**What you will do:** Scan the records below for lines with the word "name", then state how many you find and nothing else.
Begin Listing
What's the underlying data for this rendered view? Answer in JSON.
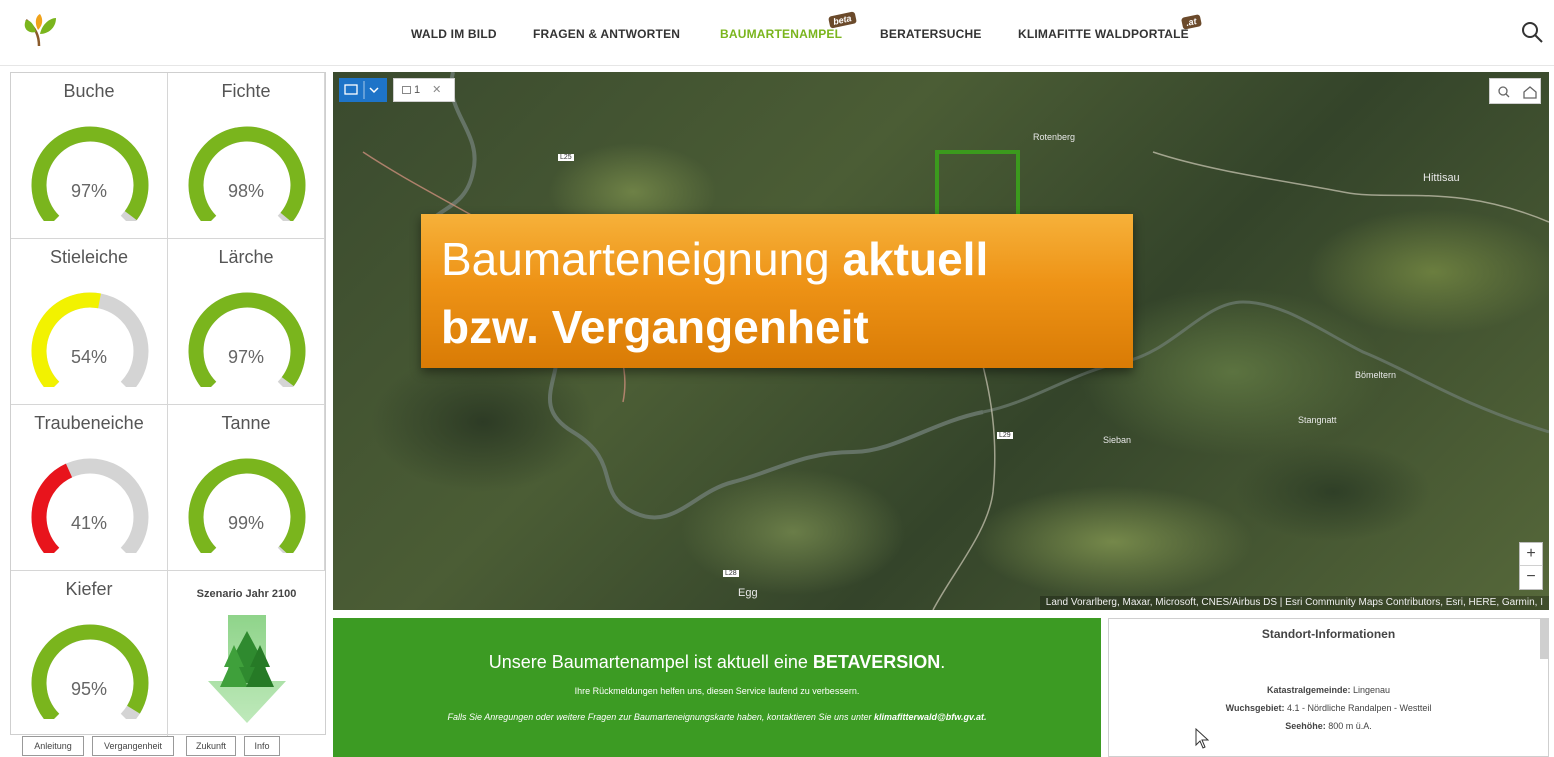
{
  "header": {
    "nav": [
      {
        "label": "WALD IM BILD"
      },
      {
        "label": "FRAGEN & ANTWORTEN"
      },
      {
        "label": "BAUMARTENAMPEL",
        "badge": "beta",
        "active": true
      },
      {
        "label": "BERATERSUCHE"
      },
      {
        "label": "KLIMAFITTE WALDPORTALE",
        "badge": ".at"
      }
    ],
    "icons": {
      "logo": "leaf-logo-icon",
      "search": "search-icon"
    }
  },
  "gauges": [
    {
      "name": "Buche",
      "value": 0.97,
      "label": "97%",
      "color": "#7ab51d"
    },
    {
      "name": "Fichte",
      "value": 0.98,
      "label": "98%",
      "color": "#7ab51d"
    },
    {
      "name": "Stieleiche",
      "value": 0.54,
      "label": "54%",
      "color": "#f2f200"
    },
    {
      "name": "Lärche",
      "value": 0.97,
      "label": "97%",
      "color": "#7ab51d"
    },
    {
      "name": "Traubeneiche",
      "value": 0.41,
      "label": "41%",
      "color": "#e8141c"
    },
    {
      "name": "Tanne",
      "value": 0.99,
      "label": "99%",
      "color": "#7ab51d"
    },
    {
      "name": "Kiefer",
      "value": 0.95,
      "label": "95%",
      "color": "#7ab51d"
    }
  ],
  "scenario": {
    "label": "Szenario Jahr 2100",
    "icon": "down-arrow-trees-icon"
  },
  "tabs": [
    {
      "label": "Anleitung"
    },
    {
      "label": "Vergangenheit"
    },
    {
      "label": "Zukunft"
    },
    {
      "label": "Info"
    }
  ],
  "map": {
    "layer_label": "1",
    "overlay": {
      "line1_normal": "Baumarteneignung ",
      "line1_bold": "aktuell",
      "line2_bold": "bzw. Vergangenheit"
    },
    "zoom_in": "+",
    "zoom_out": "−",
    "attribution": "Land Vorarlberg, Maxar, Microsoft, CNES/Airbus DS | Esri Community Maps Contributors, Esri, HERE, Garmin, I",
    "places": [
      "Hittisau",
      "Egg",
      "Sieban",
      "Stangnatt",
      "Bömeltern",
      "Rotenberg",
      "L25",
      "L28",
      "L29"
    ]
  },
  "beta": {
    "title_normal": "Unsere Baumartenampel ist aktuell eine ",
    "title_bold": "BETAVERSION",
    "title_end": ".",
    "subtitle": "Ihre Rückmeldungen helfen uns, diesen Service laufend zu verbessern.",
    "contact_text": "Falls Sie Anregungen oder weitere Fragen zur Baumarteneignungskarte haben, kontaktieren Sie uns unter ",
    "contact_email": "klimafitterwald@bfw.gv.at."
  },
  "site": {
    "title": "Standort-Informationen",
    "rows": [
      {
        "key": "Katastralgemeinde:",
        "value": " Lingenau"
      },
      {
        "key": "Wuchsgebiet:",
        "value": " 4.1 - Nördliche Randalpen - Westteil"
      },
      {
        "key": "Seehöhe:",
        "value": " 800 m ü.A."
      }
    ]
  }
}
End Listing
**Correct result:** 7